-- START Input for this task --

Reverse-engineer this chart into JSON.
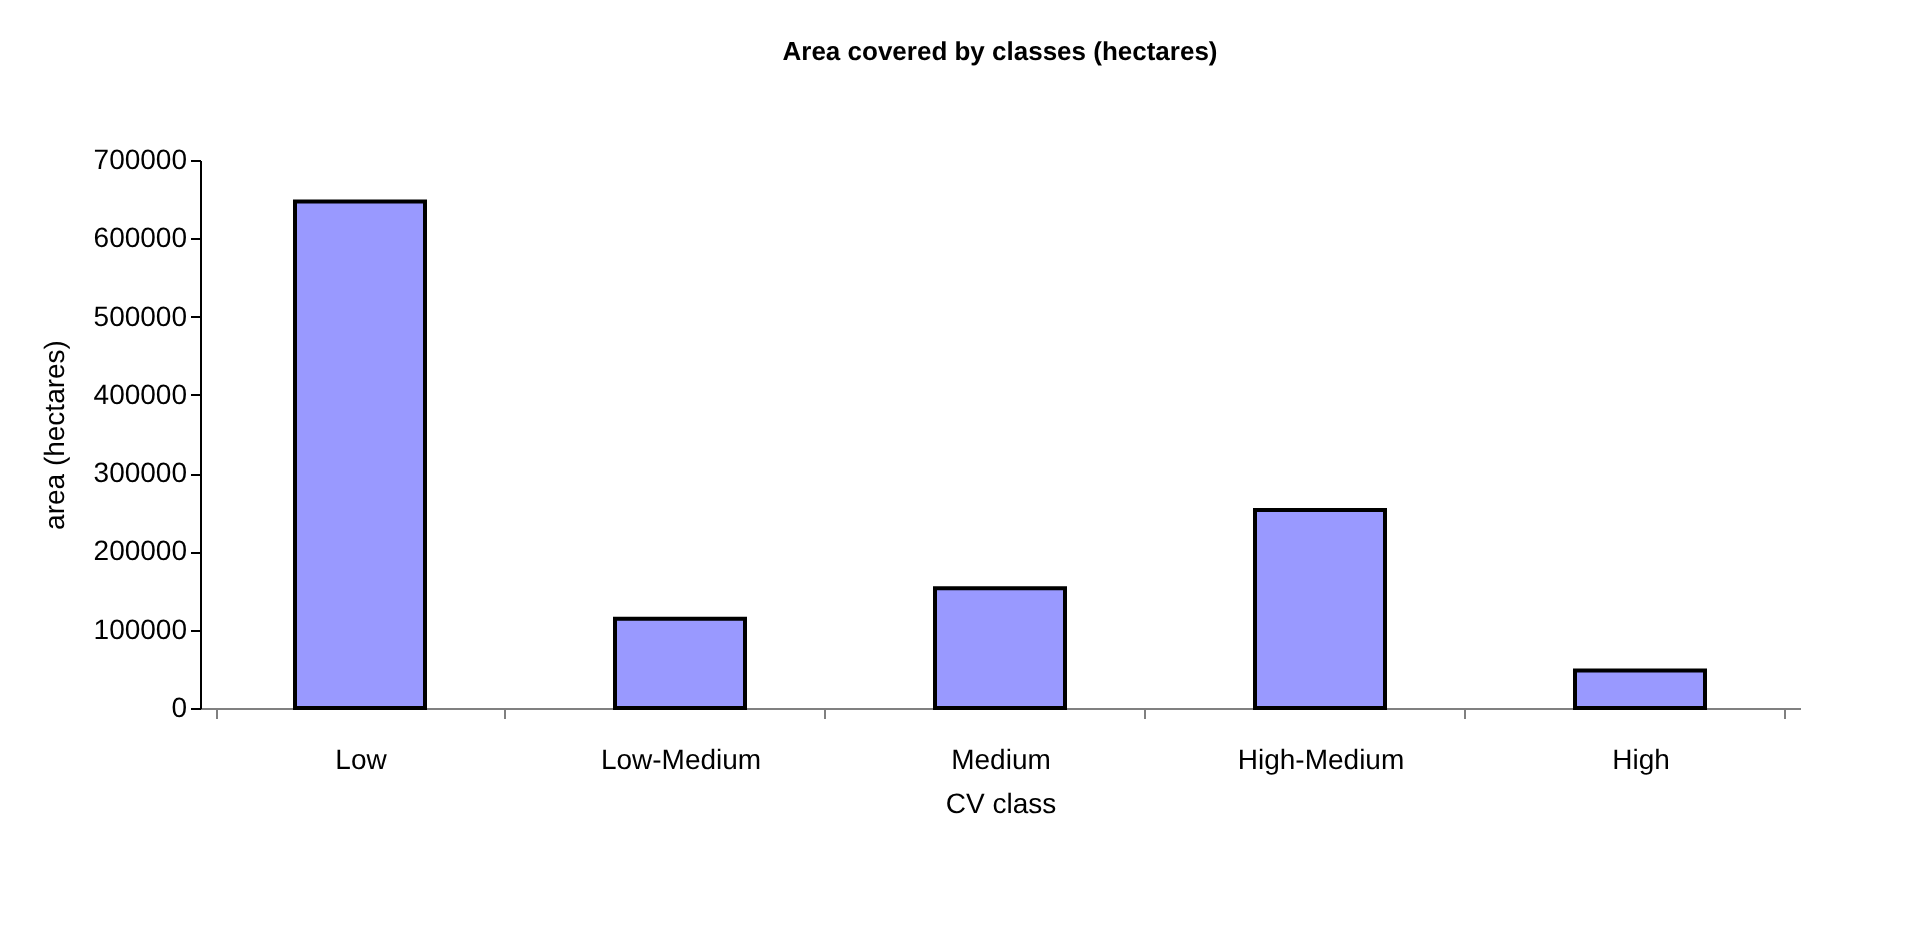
{
  "chart_data": {
    "type": "bar",
    "title": "Area covered by classes (hectares)",
    "xlabel": "CV class",
    "ylabel": "area (hectares)",
    "categories": [
      "Low",
      "Low-Medium",
      "Medium",
      "High-Medium",
      "High"
    ],
    "values": [
      647000,
      114000,
      153000,
      253000,
      48000
    ],
    "color": "#9999ff",
    "ylim": [
      0,
      700000
    ],
    "yticks": [
      0,
      100000,
      200000,
      300000,
      400000,
      500000,
      600000,
      700000
    ],
    "grid": false
  }
}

-- END Input for this task --

**Written request**
Return the listing above unchanged, apart from dropping its pictures.

**Solution for this exercise**
Reverse-engineer this chart into JSON.
{
  "chart_data": {
    "type": "bar",
    "title": "Area covered by classes (hectares)",
    "xlabel": "CV class",
    "ylabel": "area (hectares)",
    "categories": [
      "Low",
      "Low-Medium",
      "Medium",
      "High-Medium",
      "High"
    ],
    "values": [
      647000,
      114000,
      153000,
      253000,
      48000
    ],
    "color": "#9999ff",
    "ylim": [
      0,
      700000
    ],
    "yticks": [
      0,
      100000,
      200000,
      300000,
      400000,
      500000,
      600000,
      700000
    ],
    "grid": false
  }
}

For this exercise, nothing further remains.